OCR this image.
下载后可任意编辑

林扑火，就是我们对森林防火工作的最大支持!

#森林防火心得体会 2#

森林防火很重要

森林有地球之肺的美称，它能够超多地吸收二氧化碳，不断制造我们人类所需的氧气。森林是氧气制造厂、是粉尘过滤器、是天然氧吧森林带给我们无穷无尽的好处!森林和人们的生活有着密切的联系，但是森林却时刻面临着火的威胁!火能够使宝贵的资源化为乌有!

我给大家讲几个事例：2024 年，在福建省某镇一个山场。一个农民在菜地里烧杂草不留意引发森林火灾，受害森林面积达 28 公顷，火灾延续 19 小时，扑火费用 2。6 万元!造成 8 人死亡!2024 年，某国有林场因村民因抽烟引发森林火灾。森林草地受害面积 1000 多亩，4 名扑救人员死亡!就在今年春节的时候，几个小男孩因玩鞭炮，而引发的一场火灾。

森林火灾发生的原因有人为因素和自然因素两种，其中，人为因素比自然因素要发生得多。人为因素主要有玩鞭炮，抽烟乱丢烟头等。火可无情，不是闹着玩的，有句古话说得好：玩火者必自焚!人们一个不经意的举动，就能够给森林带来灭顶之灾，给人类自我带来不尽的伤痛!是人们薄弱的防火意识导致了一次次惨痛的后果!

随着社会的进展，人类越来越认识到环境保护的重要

Goal: Restate the whole of the material exactly.

Solution to the problem:
OCR this image.
下载后可任意编辑

林扑火，就是我们对森林防火工作的最大支持!

#森林防火心得体会 2#

森林防火很重要

森林有地球之肺的美称，它能够超多地吸收二氧化碳，不断制造我们人类所需的氧气。森林是氧气制造厂、是粉尘过滤器、是天然氧吧森林带给我们无穷无尽的好处!森林和人们的生活有着密切的联系，但是森林却时刻面临着火的威胁!火能够使宝贵的资源化为乌有!

我给大家讲几个事例：2024 年，在福建省某镇一个山场。一个农民在菜地里烧杂草不留意引发森林火灾，受害森林面积达 28 公顷，火灾延续 19 小时，扑火费用 2。6 万元!造成 8 人死亡!2024 年，某国有林场因村民因抽烟引发森林火灾。森林草地受害面积 1000 多亩，4 名扑救人员死亡!就在今年春节的时候，几个小男孩因玩鞭炮，而引发的一场火灾。

森林火灾发生的原因有人为因素和自然因素两种，其中，人为因素比自然因素要发生得多。人为因素主要有玩鞭炮，抽烟乱丢烟头等。火可无情，不是闹着玩的，有句古话说得好：玩火者必自焚!人们一个不经意的举动，就能够给森林带来灭顶之灾，给人类自我带来不尽的伤痛!是人们薄弱的防火意识导致了一次次惨痛的后果!

随着社会的进展，人类越来越认识到环境保护的重要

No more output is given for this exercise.